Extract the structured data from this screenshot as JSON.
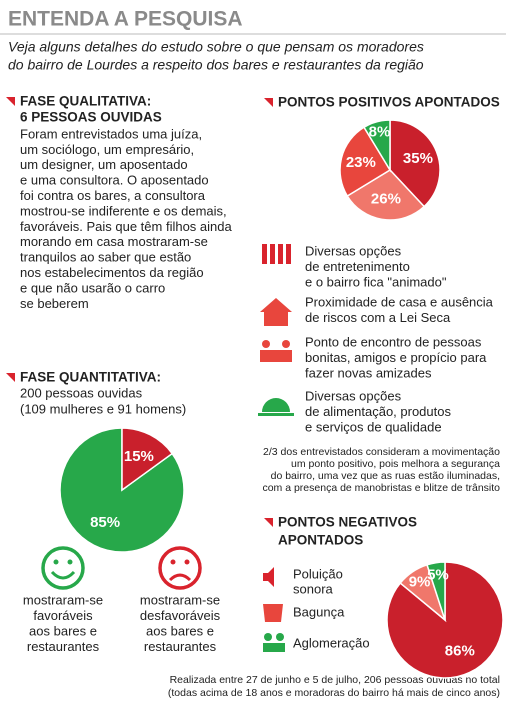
{
  "header": {
    "title": "ENTENDA A PESQUISA",
    "subtitle": [
      "Veja alguns detalhes do estudo sobre o que pensam os moradores",
      "do bairro de Lourdes a respeito dos bares e restaurantes da região"
    ]
  },
  "qualitative": {
    "heading": "FASE QUALITATIVA:",
    "subheading": "6 PESSOAS OUVIDAS",
    "body": [
      "Foram entrevistados uma juíza,",
      "um sociólogo, um empresário,",
      "um designer, um aposentado",
      "e uma consultora. O aposentado",
      "foi contra os bares, a consultora",
      "mostrou-se indiferente e os demais,",
      "favoráveis. Pais que têm filhos ainda",
      "morando em casa mostraram-se",
      "tranquilos ao saber que estão",
      "nos estabelecimentos da região",
      "e que não usarão o carro",
      "se beberem"
    ]
  },
  "quantitative": {
    "lines": [
      "200 pessoas ouvidas",
      "(109 mulheres e 91 homens)"
    ],
    "favorable": [
      "mostraram-se",
      "favoráveis",
      "aos bares e",
      "restaurantes"
    ],
    "unfavorable": [
      "mostraram-se",
      "desfavoráveis",
      "aos  bares e",
      "restaurantes"
    ]
  },
  "positives": {
    "items": [
      [
        "Diversas opções",
        "de entretenimento",
        "e o bairro fica \"animado\""
      ],
      [
        "Proximidade de casa e ausência",
        "de riscos com a Lei Seca"
      ],
      [
        "Ponto de encontro de pessoas",
        "bonitas, amigos e propício para",
        "fazer novas amizades"
      ],
      [
        "Diversas opções",
        "de alimentação, produtos",
        "e serviços de qualidade"
      ]
    ],
    "note": [
      "2/3 dos entrevistados consideram a movimentação",
      "um ponto positivo, pois melhora a segurança",
      "do bairro, uma vez que as ruas estão iluminadas,",
      "com a presença de manobristas e blitze de trânsito"
    ]
  },
  "negatives": {
    "items": [
      [
        "Poluição",
        "sonora"
      ],
      [
        "Bagunça"
      ],
      [
        "Aglomeração"
      ]
    ]
  },
  "footer": [
    "Realizada entre 27 de junho e 5 de julho, 206 pessoas ouvidas no total",
    "(todas acima de 18 anos e moradoras do bairro há mais de cinco anos)"
  ],
  "chart_data": [
    {
      "type": "pie",
      "title": [
        "PONTOS POSITIVOS APONTADOS"
      ],
      "values": [
        35,
        26,
        23,
        8
      ],
      "value_labels": [
        "35%",
        "26%",
        "23%",
        "8%"
      ],
      "colors": [
        "#c9202c",
        "#f0776b",
        "#e8463d",
        "#27a84a"
      ]
    },
    {
      "type": "pie",
      "title": [
        "FASE QUANTITATIVA:"
      ],
      "values": [
        85,
        15
      ],
      "value_labels": [
        "85%",
        "15%"
      ],
      "colors": [
        "#27a84a",
        "#c9202c"
      ]
    },
    {
      "type": "pie",
      "title": [
        "PONTOS NEGATIVOS",
        "APONTADOS"
      ],
      "values": [
        86,
        9,
        5
      ],
      "value_labels": [
        "86%",
        "9%",
        "5%"
      ],
      "colors": [
        "#c9202c",
        "#f0776b",
        "#27a84a"
      ]
    }
  ]
}
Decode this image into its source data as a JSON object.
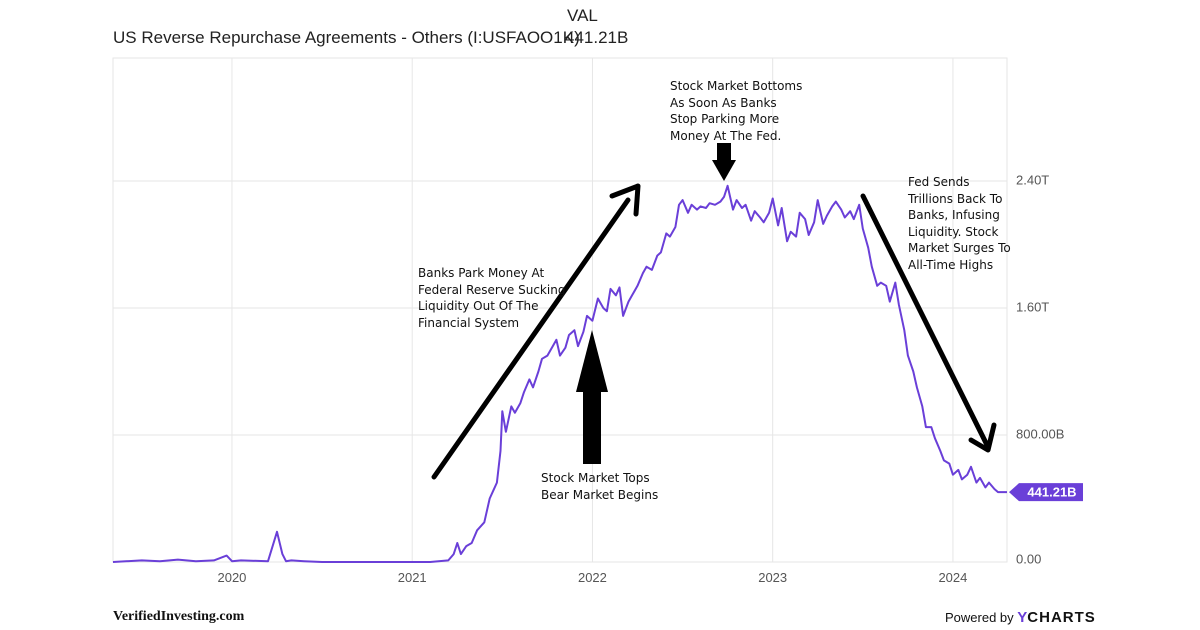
{
  "header": {
    "val_label": "VAL",
    "title": "US Reverse Repurchase Agreements - Others (I:USFAOO1K)",
    "value": "441.21B"
  },
  "colors": {
    "line": "#6a3fd8",
    "grid": "#e6e6e6",
    "arrow": "#000000",
    "badge": "#6a3fd8"
  },
  "chart_data": {
    "type": "line",
    "title": "US Reverse Repurchase Agreements - Others (I:USFAOO1K)",
    "ylim": [
      0,
      2.4
    ],
    "y_ticks": [
      {
        "value": 0,
        "label": "0.00"
      },
      {
        "value": 0.8,
        "label": "800.00B"
      },
      {
        "value": 1.6,
        "label": "1.60T"
      },
      {
        "value": 2.4,
        "label": "2.40T"
      }
    ],
    "x_ticks": [
      {
        "value": 2020,
        "label": "2020"
      },
      {
        "value": 2021,
        "label": "2021"
      },
      {
        "value": 2022,
        "label": "2022"
      },
      {
        "value": 2023,
        "label": "2023"
      },
      {
        "value": 2024,
        "label": "2024"
      }
    ],
    "grid": true,
    "last_value_badge": "441.21B",
    "series": [
      {
        "x": [
          2019.34,
          2019.5,
          2019.6,
          2019.7,
          2019.8,
          2019.9,
          2019.97,
          2020.0,
          2020.05,
          2020.2,
          2020.25,
          2020.28,
          2020.3,
          2020.33,
          2020.4,
          2020.5,
          2020.7,
          2020.9,
          2021.0,
          2021.1,
          2021.2,
          2021.23,
          2021.25,
          2021.27,
          2021.3,
          2021.33,
          2021.36,
          2021.4,
          2021.43,
          2021.45,
          2021.47,
          2021.49,
          2021.5,
          2021.52,
          2021.55,
          2021.57,
          2021.6,
          2021.62,
          2021.65,
          2021.67,
          2021.7,
          2021.72,
          2021.75,
          2021.78,
          2021.8,
          2021.82,
          2021.85,
          2021.87,
          2021.9,
          2021.92,
          2021.95,
          2021.97,
          2022.0,
          2022.03,
          2022.06,
          2022.08,
          2022.1,
          2022.13,
          2022.15,
          2022.17,
          2022.2,
          2022.22,
          2022.25,
          2022.28,
          2022.3,
          2022.33,
          2022.36,
          2022.38,
          2022.41,
          2022.43,
          2022.46,
          2022.48,
          2022.5,
          2022.53,
          2022.55,
          2022.58,
          2022.6,
          2022.63,
          2022.65,
          2022.68,
          2022.71,
          2022.73,
          2022.75,
          2022.78,
          2022.8,
          2022.83,
          2022.85,
          2022.88,
          2022.9,
          2022.93,
          2022.95,
          2022.98,
          2023.0,
          2023.03,
          2023.05,
          2023.08,
          2023.1,
          2023.13,
          2023.15,
          2023.18,
          2023.2,
          2023.23,
          2023.25,
          2023.28,
          2023.3,
          2023.33,
          2023.35,
          2023.38,
          2023.4,
          2023.43,
          2023.45,
          2023.48,
          2023.5,
          2023.53,
          2023.55,
          2023.58,
          2023.6,
          2023.63,
          2023.65,
          2023.68,
          2023.7,
          2023.73,
          2023.75,
          2023.78,
          2023.8,
          2023.83,
          2023.85,
          2023.88,
          2023.9,
          2023.93,
          2023.95,
          2023.98,
          2024.0,
          2024.03,
          2024.05,
          2024.08,
          2024.1,
          2024.13,
          2024.15,
          2024.18,
          2024.2,
          2024.23,
          2024.25,
          2024.28,
          2024.3
        ],
        "y": [
          0.0,
          0.01,
          0.005,
          0.015,
          0.005,
          0.01,
          0.04,
          0.005,
          0.01,
          0.005,
          0.19,
          0.05,
          0.005,
          0.01,
          0.005,
          0.0,
          0.0,
          0.0,
          0.0,
          0.0,
          0.01,
          0.05,
          0.12,
          0.05,
          0.1,
          0.12,
          0.2,
          0.25,
          0.4,
          0.45,
          0.5,
          0.7,
          0.95,
          0.82,
          0.98,
          0.94,
          1.0,
          1.07,
          1.15,
          1.1,
          1.2,
          1.28,
          1.3,
          1.36,
          1.4,
          1.3,
          1.35,
          1.43,
          1.46,
          1.36,
          1.45,
          1.55,
          1.52,
          1.66,
          1.6,
          1.58,
          1.72,
          1.68,
          1.73,
          1.55,
          1.64,
          1.68,
          1.74,
          1.82,
          1.86,
          1.84,
          1.93,
          1.95,
          2.07,
          2.05,
          2.11,
          2.25,
          2.28,
          2.2,
          2.25,
          2.22,
          2.24,
          2.23,
          2.26,
          2.25,
          2.27,
          2.3,
          2.37,
          2.22,
          2.28,
          2.23,
          2.25,
          2.15,
          2.21,
          2.17,
          2.14,
          2.2,
          2.29,
          2.12,
          2.23,
          2.02,
          2.08,
          2.05,
          2.2,
          2.16,
          2.06,
          2.14,
          2.28,
          2.13,
          2.18,
          2.24,
          2.27,
          2.22,
          2.17,
          2.21,
          2.16,
          2.25,
          2.1,
          1.98,
          1.86,
          1.74,
          1.76,
          1.74,
          1.64,
          1.76,
          1.62,
          1.46,
          1.3,
          1.2,
          1.1,
          0.98,
          0.85,
          0.85,
          0.78,
          0.7,
          0.64,
          0.62,
          0.55,
          0.58,
          0.52,
          0.55,
          0.6,
          0.5,
          0.53,
          0.47,
          0.5,
          0.46,
          0.44,
          0.44,
          0.44
        ],
        "color": "#6a3fd8"
      }
    ],
    "annotations": [
      {
        "id": "bottom",
        "lines": [
          "Stock Market Bottoms",
          "As Soon As Banks",
          "Stop Parking More",
          "Money At The Fed."
        ]
      },
      {
        "id": "park",
        "lines": [
          "Banks Park Money At",
          "Federal Reserve Sucking",
          "Liquidity Out Of The",
          "Financial System"
        ]
      },
      {
        "id": "tops",
        "lines": [
          "Stock Market Tops",
          "Bear Market Begins"
        ]
      },
      {
        "id": "fed",
        "lines": [
          "Fed Sends",
          "Trillions Back To",
          "Banks, Infusing",
          "Liquidity. Stock",
          "Market Surges To",
          "All-Time Highs"
        ]
      }
    ]
  },
  "footer": {
    "source": "VerifiedInvesting.com",
    "powered_by": "Powered by",
    "brand_y": "Y",
    "brand_rest": "CHARTS"
  }
}
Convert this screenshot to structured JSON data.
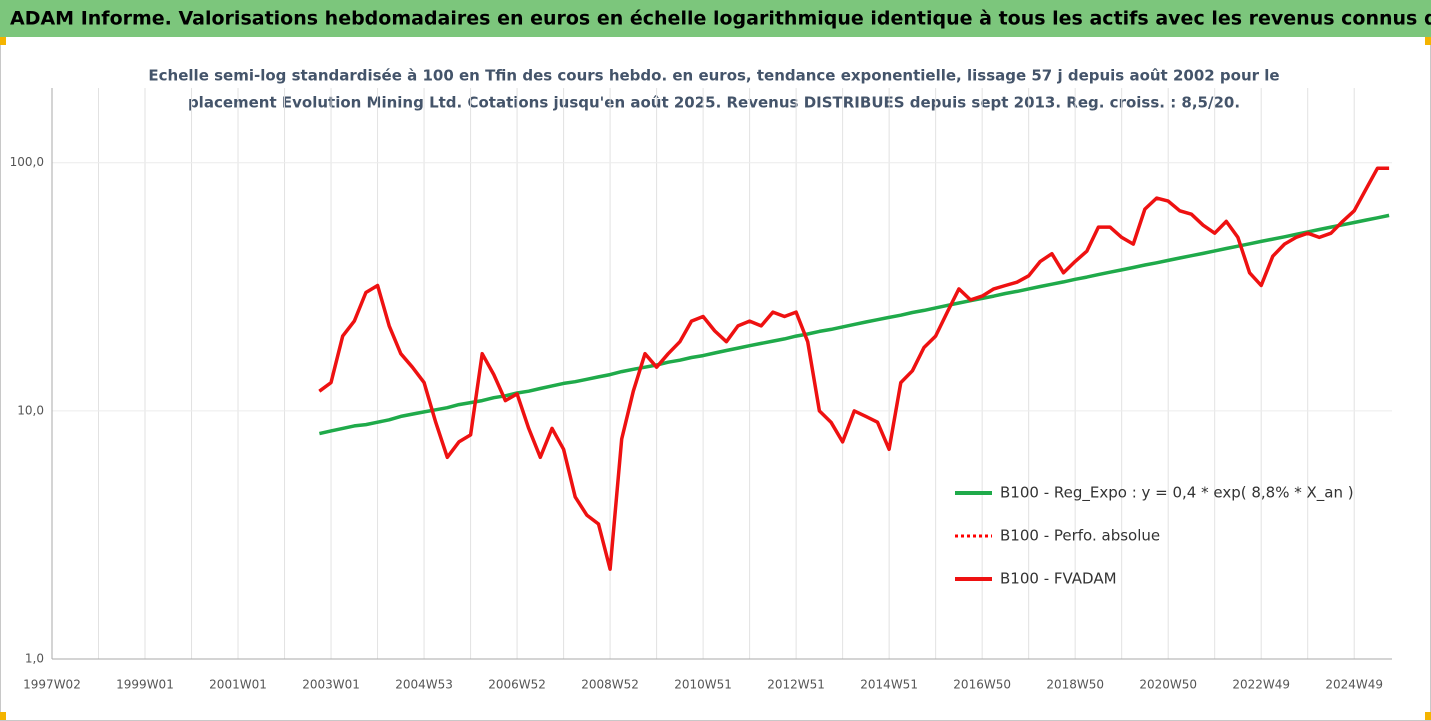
{
  "chart_data": {
    "type": "line",
    "title": "ADAM Informe. Valorisations hebdomadaires en euros en échelle logarithmique identique à tous les actifs avec les revenus connus distribués",
    "subtitle": [
      "Echelle semi-log standardisée à 100 en Tfin des cours hebdo. en euros, tendance exponentielle, lissage 57 j depuis août 2002 pour le",
      "placement Evolution Mining Ltd. Cotations jusqu'en août 2025. Revenus DISTRIBUES depuis sept 2013. Reg. croiss. : 8,5/20."
    ],
    "categories": [
      "1997W02",
      null,
      null,
      null,
      null,
      null,
      null,
      null,
      "1999W01",
      null,
      null,
      null,
      null,
      null,
      null,
      null,
      "2001W01",
      null,
      null,
      null,
      null,
      null,
      null,
      null,
      "2003W01",
      null,
      null,
      null,
      null,
      null,
      null,
      null,
      "2004W53",
      null,
      null,
      null,
      null,
      null,
      null,
      null,
      "2006W52",
      null,
      null,
      null,
      null,
      null,
      null,
      null,
      "2008W52",
      null,
      null,
      null,
      null,
      null,
      null,
      null,
      "2010W51",
      null,
      null,
      null,
      null,
      null,
      null,
      null,
      "2012W51",
      null,
      null,
      null,
      null,
      null,
      null,
      null,
      "2014W51",
      null,
      null,
      null,
      null,
      null,
      null,
      null,
      "2016W50",
      null,
      null,
      null,
      null,
      null,
      null,
      null,
      "2018W50",
      null,
      null,
      null,
      null,
      null,
      null,
      null,
      "2020W50",
      null,
      null,
      null,
      null,
      null,
      null,
      null,
      "2022W49",
      null,
      null,
      null,
      null,
      null,
      null,
      null,
      "2024W49",
      null,
      null,
      null
    ],
    "log_scale": true,
    "ylim": [
      1,
      200
    ],
    "yticks": [
      {
        "value": 1,
        "label": "1,0"
      },
      {
        "value": 10,
        "label": "10,0"
      },
      {
        "value": 100,
        "label": "100,0"
      }
    ],
    "grid": true,
    "legend": "right",
    "series": [
      {
        "name": "B100 - Reg_Expo : y = 0,4 * exp( 8,8% *  X_an )",
        "color": "#1faa4a",
        "style": "solid",
        "values": [
          null,
          null,
          null,
          null,
          null,
          null,
          null,
          null,
          null,
          null,
          null,
          null,
          null,
          null,
          null,
          null,
          null,
          null,
          null,
          null,
          null,
          null,
          null,
          8.1,
          8.3,
          8.5,
          8.7,
          8.8,
          9.0,
          9.2,
          9.5,
          9.7,
          9.9,
          10.1,
          10.3,
          10.6,
          10.8,
          11.0,
          11.3,
          11.5,
          11.8,
          12.0,
          12.3,
          12.6,
          12.9,
          13.1,
          13.4,
          13.7,
          14.0,
          14.4,
          14.7,
          15.0,
          15.3,
          15.7,
          16.0,
          16.4,
          16.7,
          17.1,
          17.5,
          17.9,
          18.3,
          18.7,
          19.1,
          19.5,
          20.0,
          20.4,
          20.9,
          21.3,
          21.8,
          22.3,
          22.8,
          23.3,
          23.8,
          24.3,
          24.9,
          25.4,
          26.0,
          26.6,
          27.2,
          27.8,
          28.4,
          29.0,
          29.7,
          30.3,
          31.0,
          31.7,
          32.4,
          33.1,
          33.9,
          34.6,
          35.4,
          36.2,
          37.0,
          37.8,
          38.7,
          39.5,
          40.4,
          41.3,
          42.2,
          43.1,
          44.1,
          45.1,
          46.1,
          47.1,
          48.2,
          49.2,
          50.3,
          51.4,
          52.6,
          53.8,
          55.0,
          56.2,
          57.4,
          58.7,
          60.0,
          61.3
        ]
      },
      {
        "name": "B100 - Perfo. absolue",
        "color": "#ff0000",
        "style": "dotted",
        "values": [
          null,
          null,
          null,
          null,
          null,
          null,
          null,
          null,
          null,
          null,
          null,
          null,
          null,
          null,
          null,
          null,
          null,
          null,
          null,
          null,
          null,
          null,
          null,
          12,
          13,
          20,
          23,
          30,
          32,
          22,
          17,
          15,
          13,
          9,
          6.5,
          7.5,
          8,
          17,
          14,
          11,
          11.7,
          8.5,
          6.5,
          8.5,
          7,
          4.5,
          3.8,
          3.5,
          2.3,
          7.7,
          12,
          17,
          15,
          17,
          19,
          23,
          24,
          21,
          19,
          22,
          23,
          22,
          25,
          24,
          25,
          19,
          10,
          9,
          7.5,
          10,
          9.5,
          9,
          7,
          13,
          14.5,
          18,
          20,
          25,
          31,
          28,
          29,
          31,
          32,
          33,
          35,
          40,
          43,
          36,
          40,
          44,
          55,
          55,
          50,
          47,
          65,
          72,
          70,
          64,
          62,
          56,
          52,
          58,
          50,
          36,
          32,
          42,
          47,
          50,
          52,
          50,
          52,
          58,
          64,
          78,
          95,
          95
        ]
      },
      {
        "name": "B100 - FVADAM",
        "color": "#ee1111",
        "style": "solid",
        "values": [
          null,
          null,
          null,
          null,
          null,
          null,
          null,
          null,
          null,
          null,
          null,
          null,
          null,
          null,
          null,
          null,
          null,
          null,
          null,
          null,
          null,
          null,
          null,
          12,
          13,
          20,
          23,
          30,
          32,
          22,
          17,
          15,
          13,
          9,
          6.5,
          7.5,
          8,
          17,
          14,
          11,
          11.7,
          8.5,
          6.5,
          8.5,
          7,
          4.5,
          3.8,
          3.5,
          2.3,
          7.7,
          12,
          17,
          15,
          17,
          19,
          23,
          24,
          21,
          19,
          22,
          23,
          22,
          25,
          24,
          25,
          19,
          10,
          9,
          7.5,
          10,
          9.5,
          9,
          7,
          13,
          14.5,
          18,
          20,
          25,
          31,
          28,
          29,
          31,
          32,
          33,
          35,
          40,
          43,
          36,
          40,
          44,
          55,
          55,
          50,
          47,
          65,
          72,
          70,
          64,
          62,
          56,
          52,
          58,
          50,
          36,
          32,
          42,
          47,
          50,
          52,
          50,
          52,
          58,
          64,
          78,
          95,
          95
        ]
      }
    ]
  }
}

★ ★ ★ ★

* _EXERCISE REQUIREMENTS_
Say how many lines in this listing hold the string "PONTOS", giving the count and nothing more.

* _ANSWER IN FULL_
2